*Work to be completed*: Look through the material below. Copy each line that contains the string "全国网上零售额".
>> START Given data
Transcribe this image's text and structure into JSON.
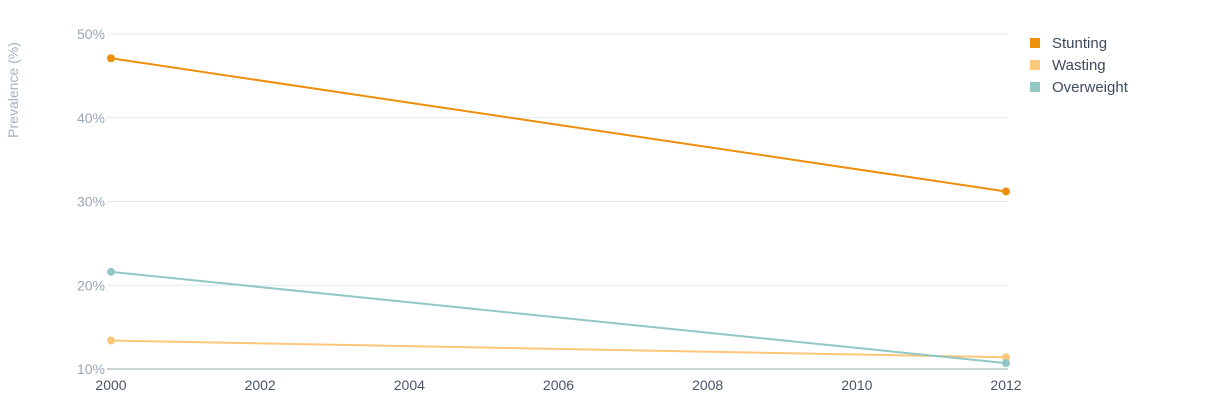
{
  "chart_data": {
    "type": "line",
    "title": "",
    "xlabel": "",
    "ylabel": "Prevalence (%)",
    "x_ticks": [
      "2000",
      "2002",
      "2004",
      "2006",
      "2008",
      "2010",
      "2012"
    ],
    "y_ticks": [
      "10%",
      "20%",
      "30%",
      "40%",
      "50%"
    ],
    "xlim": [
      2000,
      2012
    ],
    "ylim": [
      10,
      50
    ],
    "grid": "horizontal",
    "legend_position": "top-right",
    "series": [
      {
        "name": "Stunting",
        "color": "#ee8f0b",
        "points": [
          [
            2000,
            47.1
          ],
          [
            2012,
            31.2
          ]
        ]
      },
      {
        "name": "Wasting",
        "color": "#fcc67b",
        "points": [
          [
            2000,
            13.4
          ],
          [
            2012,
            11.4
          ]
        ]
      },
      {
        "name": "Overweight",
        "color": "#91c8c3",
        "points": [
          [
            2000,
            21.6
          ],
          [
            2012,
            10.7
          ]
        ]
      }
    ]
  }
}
>> END Given data
>> START Given data
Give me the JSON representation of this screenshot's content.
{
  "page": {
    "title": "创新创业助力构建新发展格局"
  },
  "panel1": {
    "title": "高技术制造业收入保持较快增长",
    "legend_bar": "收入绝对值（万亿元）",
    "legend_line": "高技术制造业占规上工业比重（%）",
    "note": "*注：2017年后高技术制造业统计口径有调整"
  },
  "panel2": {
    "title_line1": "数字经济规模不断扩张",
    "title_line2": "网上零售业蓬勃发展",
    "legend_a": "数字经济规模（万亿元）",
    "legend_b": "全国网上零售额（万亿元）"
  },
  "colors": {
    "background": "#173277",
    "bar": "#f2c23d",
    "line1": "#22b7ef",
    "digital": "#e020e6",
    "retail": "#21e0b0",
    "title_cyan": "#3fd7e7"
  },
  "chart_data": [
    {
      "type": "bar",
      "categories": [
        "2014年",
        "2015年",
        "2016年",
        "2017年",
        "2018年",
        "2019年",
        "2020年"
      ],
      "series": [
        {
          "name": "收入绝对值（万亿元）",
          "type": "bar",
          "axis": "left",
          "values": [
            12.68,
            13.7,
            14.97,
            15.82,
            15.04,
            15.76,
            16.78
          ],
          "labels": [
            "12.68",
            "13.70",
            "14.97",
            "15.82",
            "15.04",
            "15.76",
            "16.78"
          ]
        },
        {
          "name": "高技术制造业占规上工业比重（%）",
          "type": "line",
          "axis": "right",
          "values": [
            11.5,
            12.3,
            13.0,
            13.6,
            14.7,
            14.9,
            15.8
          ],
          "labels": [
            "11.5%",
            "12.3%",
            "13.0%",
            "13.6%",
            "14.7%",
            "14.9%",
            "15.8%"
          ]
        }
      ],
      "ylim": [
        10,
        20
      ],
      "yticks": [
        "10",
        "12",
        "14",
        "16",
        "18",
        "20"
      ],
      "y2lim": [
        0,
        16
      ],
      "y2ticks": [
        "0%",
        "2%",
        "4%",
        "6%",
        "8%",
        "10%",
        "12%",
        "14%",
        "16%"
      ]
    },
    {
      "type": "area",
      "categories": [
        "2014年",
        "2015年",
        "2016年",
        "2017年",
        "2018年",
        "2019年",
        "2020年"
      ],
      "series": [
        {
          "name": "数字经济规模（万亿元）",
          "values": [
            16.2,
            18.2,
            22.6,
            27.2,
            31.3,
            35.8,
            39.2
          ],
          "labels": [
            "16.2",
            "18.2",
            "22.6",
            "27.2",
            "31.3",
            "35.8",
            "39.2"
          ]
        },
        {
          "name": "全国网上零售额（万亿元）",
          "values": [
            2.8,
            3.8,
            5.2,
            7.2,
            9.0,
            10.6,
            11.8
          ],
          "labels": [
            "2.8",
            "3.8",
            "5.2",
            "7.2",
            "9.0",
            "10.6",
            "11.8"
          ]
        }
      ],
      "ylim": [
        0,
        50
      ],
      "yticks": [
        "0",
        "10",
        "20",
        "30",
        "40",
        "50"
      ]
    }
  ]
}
>> END Given data
*Worked answer*:
    "legend_b": "全国网上零售额（万亿元）"
          "name": "全国网上零售额（万亿元）",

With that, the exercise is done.